BEGIN Given records

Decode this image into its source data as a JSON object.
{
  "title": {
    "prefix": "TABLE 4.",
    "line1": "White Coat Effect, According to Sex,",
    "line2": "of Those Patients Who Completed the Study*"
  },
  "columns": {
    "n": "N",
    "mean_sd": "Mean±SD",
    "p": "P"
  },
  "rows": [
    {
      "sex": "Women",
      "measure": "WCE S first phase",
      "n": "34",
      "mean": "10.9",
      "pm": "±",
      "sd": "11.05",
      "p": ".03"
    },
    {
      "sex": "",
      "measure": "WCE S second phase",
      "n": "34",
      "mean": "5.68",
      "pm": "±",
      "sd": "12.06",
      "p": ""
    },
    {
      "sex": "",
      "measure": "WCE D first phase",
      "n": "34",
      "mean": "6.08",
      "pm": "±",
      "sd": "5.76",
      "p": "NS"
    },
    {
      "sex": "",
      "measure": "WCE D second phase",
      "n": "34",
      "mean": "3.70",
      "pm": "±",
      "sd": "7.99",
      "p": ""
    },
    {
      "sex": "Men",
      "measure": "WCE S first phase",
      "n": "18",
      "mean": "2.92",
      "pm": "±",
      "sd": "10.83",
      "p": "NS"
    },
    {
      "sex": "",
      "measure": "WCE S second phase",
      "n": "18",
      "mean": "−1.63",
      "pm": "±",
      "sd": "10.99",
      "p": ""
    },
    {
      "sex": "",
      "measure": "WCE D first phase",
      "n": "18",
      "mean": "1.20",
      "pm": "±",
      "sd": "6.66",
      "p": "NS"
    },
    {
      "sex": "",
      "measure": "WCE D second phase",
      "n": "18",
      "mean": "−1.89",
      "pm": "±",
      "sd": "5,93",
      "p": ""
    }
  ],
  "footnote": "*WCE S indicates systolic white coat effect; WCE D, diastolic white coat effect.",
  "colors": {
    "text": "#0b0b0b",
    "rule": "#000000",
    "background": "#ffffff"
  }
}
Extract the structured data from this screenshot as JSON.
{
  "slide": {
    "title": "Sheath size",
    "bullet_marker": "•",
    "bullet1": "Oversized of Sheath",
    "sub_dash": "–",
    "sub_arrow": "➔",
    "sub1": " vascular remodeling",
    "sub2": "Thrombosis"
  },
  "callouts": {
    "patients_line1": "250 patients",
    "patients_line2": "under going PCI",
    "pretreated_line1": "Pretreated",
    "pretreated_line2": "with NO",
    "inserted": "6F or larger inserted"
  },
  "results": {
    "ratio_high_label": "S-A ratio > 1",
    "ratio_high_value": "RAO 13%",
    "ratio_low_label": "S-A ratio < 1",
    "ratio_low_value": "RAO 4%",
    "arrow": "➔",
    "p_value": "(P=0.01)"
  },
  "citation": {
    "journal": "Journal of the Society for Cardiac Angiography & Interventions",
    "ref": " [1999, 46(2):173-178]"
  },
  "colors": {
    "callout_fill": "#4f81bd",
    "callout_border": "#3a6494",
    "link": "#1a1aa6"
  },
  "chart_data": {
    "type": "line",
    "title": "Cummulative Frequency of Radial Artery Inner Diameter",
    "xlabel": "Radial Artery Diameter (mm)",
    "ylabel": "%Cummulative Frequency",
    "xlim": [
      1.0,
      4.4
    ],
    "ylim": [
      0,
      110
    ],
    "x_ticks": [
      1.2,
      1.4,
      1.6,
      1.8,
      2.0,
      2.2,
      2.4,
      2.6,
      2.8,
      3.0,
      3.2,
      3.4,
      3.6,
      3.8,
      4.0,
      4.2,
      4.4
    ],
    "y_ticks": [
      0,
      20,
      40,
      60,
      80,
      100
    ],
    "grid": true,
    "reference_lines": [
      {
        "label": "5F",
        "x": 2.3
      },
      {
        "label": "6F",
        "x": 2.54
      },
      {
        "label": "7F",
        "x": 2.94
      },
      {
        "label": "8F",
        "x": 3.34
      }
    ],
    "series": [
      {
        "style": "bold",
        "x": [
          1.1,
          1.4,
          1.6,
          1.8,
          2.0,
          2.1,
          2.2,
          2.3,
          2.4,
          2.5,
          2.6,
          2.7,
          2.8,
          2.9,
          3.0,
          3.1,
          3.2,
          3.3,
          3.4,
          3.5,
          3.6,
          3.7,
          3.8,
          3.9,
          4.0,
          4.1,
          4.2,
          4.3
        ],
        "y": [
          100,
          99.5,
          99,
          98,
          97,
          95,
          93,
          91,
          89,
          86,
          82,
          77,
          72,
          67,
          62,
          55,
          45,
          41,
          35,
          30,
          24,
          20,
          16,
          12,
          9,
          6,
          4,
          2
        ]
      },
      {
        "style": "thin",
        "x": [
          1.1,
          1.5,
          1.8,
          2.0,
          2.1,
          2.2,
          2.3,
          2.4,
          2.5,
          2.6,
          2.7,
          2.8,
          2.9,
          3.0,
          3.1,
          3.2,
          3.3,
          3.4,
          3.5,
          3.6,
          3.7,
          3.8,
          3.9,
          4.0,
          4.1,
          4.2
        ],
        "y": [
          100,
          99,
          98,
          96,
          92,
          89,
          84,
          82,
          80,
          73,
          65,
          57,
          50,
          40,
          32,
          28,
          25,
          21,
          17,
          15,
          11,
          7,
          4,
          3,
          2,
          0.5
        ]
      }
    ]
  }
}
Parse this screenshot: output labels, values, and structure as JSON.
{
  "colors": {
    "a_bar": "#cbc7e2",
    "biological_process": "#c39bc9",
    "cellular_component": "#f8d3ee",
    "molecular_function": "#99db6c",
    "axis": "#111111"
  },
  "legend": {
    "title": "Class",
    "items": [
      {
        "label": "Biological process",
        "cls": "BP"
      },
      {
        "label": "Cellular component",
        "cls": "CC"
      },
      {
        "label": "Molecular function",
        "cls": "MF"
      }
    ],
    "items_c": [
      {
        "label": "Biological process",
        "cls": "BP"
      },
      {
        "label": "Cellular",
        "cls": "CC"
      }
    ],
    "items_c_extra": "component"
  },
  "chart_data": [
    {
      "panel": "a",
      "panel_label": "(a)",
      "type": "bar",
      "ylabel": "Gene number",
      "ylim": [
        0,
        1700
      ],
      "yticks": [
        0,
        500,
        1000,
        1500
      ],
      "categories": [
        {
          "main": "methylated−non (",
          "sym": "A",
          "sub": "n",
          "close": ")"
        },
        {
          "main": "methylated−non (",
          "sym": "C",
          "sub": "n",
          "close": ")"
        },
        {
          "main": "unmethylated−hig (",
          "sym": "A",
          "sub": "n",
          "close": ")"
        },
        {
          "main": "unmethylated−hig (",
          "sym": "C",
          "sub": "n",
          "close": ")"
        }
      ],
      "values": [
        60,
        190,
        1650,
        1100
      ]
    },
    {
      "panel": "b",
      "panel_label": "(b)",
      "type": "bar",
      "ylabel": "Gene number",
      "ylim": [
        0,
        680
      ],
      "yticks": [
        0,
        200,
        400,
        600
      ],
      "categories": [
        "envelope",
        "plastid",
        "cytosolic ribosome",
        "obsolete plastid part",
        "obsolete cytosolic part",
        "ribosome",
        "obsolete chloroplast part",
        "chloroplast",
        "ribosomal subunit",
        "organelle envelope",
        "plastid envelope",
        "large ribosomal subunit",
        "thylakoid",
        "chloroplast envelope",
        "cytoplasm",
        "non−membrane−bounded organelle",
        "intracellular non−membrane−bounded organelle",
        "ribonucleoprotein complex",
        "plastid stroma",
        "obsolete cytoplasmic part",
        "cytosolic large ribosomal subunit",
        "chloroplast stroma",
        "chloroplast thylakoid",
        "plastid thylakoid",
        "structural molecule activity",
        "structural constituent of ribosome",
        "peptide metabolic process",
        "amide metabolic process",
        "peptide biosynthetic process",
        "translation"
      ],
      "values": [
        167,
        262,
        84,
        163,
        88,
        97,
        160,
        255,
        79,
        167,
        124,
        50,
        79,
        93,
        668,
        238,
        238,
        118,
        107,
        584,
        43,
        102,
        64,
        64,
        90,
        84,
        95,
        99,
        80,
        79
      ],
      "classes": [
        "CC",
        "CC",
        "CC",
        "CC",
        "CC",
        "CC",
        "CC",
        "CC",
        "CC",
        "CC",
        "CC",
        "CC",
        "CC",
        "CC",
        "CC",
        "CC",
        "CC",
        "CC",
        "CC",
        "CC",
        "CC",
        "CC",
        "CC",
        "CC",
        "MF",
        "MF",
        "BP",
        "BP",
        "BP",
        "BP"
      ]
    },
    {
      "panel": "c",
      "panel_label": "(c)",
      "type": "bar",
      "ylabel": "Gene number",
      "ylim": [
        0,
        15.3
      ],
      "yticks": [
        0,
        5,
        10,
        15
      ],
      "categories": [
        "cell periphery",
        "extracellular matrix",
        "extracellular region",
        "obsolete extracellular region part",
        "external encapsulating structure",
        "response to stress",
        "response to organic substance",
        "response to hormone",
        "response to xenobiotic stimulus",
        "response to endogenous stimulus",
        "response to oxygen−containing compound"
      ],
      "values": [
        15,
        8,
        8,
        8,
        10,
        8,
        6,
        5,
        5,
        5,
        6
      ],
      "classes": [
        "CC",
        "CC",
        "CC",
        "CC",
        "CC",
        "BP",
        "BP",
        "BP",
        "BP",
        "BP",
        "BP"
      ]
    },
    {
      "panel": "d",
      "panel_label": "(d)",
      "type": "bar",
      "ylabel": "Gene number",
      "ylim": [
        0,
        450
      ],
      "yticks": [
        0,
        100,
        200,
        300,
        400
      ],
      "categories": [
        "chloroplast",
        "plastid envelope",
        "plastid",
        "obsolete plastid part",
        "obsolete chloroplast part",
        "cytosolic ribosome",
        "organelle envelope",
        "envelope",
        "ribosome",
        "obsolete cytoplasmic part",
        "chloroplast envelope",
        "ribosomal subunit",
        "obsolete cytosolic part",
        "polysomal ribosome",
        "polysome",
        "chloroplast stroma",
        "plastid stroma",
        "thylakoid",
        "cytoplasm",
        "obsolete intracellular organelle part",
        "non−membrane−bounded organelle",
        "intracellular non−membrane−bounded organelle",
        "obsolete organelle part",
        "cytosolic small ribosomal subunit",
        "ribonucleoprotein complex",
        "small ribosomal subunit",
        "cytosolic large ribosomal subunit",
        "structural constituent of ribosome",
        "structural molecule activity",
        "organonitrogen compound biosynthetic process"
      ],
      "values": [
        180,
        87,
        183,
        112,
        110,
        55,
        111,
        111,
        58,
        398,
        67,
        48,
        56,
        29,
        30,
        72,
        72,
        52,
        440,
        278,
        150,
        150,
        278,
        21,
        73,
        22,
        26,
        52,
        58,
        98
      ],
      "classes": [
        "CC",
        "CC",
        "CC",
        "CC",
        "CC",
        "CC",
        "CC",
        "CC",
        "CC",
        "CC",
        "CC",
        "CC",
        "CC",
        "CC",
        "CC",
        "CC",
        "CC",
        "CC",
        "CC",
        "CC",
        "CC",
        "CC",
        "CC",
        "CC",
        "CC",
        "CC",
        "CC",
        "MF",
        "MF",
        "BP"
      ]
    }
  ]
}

END Given records

■ **Activity**
Copy out, from the records above, every line that holds the string "subunit".

■ **Answer to this task**
        "ribosomal subunit",
        "large ribosomal subunit",
        "cytosolic large ribosomal subunit",
        "ribosomal subunit",
        "cytosolic small ribosomal subunit",
        "small ribosomal subunit",
        "cytosolic large ribosomal subunit",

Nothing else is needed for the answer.